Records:
______

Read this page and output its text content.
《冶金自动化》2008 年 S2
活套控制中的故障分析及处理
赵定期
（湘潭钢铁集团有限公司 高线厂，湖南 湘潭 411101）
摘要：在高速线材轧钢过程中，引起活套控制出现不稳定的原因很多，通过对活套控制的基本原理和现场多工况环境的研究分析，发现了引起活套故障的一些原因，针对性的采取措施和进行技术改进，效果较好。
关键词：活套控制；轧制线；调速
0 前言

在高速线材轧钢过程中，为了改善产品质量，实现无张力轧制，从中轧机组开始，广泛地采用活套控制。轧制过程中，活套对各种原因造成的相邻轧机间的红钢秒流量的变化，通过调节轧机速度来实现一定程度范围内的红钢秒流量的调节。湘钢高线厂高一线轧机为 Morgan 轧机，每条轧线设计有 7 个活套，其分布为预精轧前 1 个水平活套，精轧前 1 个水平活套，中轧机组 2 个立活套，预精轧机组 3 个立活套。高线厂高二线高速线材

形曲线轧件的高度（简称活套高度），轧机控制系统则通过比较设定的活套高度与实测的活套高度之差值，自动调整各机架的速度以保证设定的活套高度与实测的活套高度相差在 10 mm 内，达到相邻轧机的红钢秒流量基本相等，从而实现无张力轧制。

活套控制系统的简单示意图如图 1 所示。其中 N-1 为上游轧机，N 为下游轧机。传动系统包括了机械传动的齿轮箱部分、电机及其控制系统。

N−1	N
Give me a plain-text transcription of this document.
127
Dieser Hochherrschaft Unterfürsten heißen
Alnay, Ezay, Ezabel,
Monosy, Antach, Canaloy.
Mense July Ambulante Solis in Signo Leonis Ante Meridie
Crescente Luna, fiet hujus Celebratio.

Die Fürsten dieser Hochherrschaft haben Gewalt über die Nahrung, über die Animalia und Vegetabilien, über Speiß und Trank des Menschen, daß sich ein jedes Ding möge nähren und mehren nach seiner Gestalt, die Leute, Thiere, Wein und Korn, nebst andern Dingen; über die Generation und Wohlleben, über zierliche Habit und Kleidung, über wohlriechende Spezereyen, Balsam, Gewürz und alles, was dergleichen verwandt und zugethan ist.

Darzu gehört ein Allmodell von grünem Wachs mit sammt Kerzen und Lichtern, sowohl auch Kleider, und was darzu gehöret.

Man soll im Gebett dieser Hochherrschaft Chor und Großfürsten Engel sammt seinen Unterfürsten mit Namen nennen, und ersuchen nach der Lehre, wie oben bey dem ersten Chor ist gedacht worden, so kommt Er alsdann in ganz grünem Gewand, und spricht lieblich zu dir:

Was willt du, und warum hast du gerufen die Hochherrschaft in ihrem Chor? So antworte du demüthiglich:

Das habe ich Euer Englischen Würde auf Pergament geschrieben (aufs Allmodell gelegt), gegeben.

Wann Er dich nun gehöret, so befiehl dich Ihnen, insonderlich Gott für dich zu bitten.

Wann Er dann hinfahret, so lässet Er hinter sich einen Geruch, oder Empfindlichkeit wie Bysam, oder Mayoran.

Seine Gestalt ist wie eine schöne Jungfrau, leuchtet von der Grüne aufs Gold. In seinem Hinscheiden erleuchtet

______

Short problem:
Repeat the data precisely, line by line.

Full output:
Read this page and output its text content.
《冶金自动化》2008 年 S2
活套控制中的故障分析及处理
赵定期
（湘潭钢铁集团有限公司 高线厂，湖南 湘潭 411101）
摘要：在高速线材轧钢过程中，引起活套控制出现不稳定的原因很多，通过对活套控制的基本原理和现场多工况环境的研究分析，发现了引起活套故障的一些原因，针对性的采取措施和进行技术改进，效果较好。
关键词：活套控制；轧制线；调速
0 前言

在高速线材轧钢过程中，为了改善产品质量，实现无张力轧制，从中轧机组开始，广泛地采用活套控制。轧制过程中，活套对各种原因造成的相邻轧机间的红钢秒流量的变化，通过调节轧机速度来实现一定程度范围内的红钢秒流量的调节。湘钢高线厂高一线轧机为 Morgan 轧机，每条轧线设计有 7 个活套，其分布为预精轧前 1 个水平活套，精轧前 1 个水平活套，中轧机组 2 个立活套，预精轧机组 3 个立活套。高线厂高二线高速线材

形曲线轧件的高度（简称活套高度），轧机控制系统则通过比较设定的活套高度与实测的活套高度之差值，自动调整各机架的速度以保证设定的活套高度与实测的活套高度相差在 10 mm 内，达到相邻轧机的红钢秒流量基本相等，从而实现无张力轧制。

活套控制系统的简单示意图如图 1 所示。其中 N-1 为上游轧机，N 为下游轧机。传动系统包括了机械传动的齿轮箱部分、电机及其控制系统。

N−1	N
Give me a plain-text transcription of this document.
127
Dieser Hochherrschaft Unterfürsten heißen
Alnay, Ezay, Ezabel,
Monosy, Antach, Canaloy.
Mense July Ambulante Solis in Signo Leonis Ante Meridie
Crescente Luna, fiet hujus Celebratio.

Die Fürsten dieser Hochherrschaft haben Gewalt über die Nahrung, über die Animalia und Vegetabilien, über Speiß und Trank des Menschen, daß sich ein jedes Ding möge nähren und mehren nach seiner Gestalt, die Leute, Thiere, Wein und Korn, nebst andern Dingen; über die Generation und Wohlleben, über zierliche Habit und Kleidung, über wohlriechende Spezereyen, Balsam, Gewürz und alles, was dergleichen verwandt und zugethan ist.

Darzu gehört ein Allmodell von grünem Wachs mit sammt Kerzen und Lichtern, sowohl auch Kleider, und was darzu gehöret.

Man soll im Gebett dieser Hochherrschaft Chor und Großfürsten Engel sammt seinen Unterfürsten mit Namen nennen, und ersuchen nach der Lehre, wie oben bey dem ersten Chor ist gedacht worden, so kommt Er alsdann in ganz grünem Gewand, und spricht lieblich zu dir:

Was willt du, und warum hast du gerufen die Hochherrschaft in ihrem Chor? So antworte du demüthiglich:

Das habe ich Euer Englischen Würde auf Pergament geschrieben (aufs Allmodell gelegt), gegeben.

Wann Er dich nun gehöret, so befiehl dich Ihnen, insonderlich Gott für dich zu bitten.

Wann Er dann hinfahret, so lässet Er hinter sich einen Geruch, oder Empfindlichkeit wie Bysam, oder Mayoran.

Seine Gestalt ist wie eine schöne Jungfrau, leuchtet von der Grüne aufs Gold. In seinem Hinscheiden erleuchtet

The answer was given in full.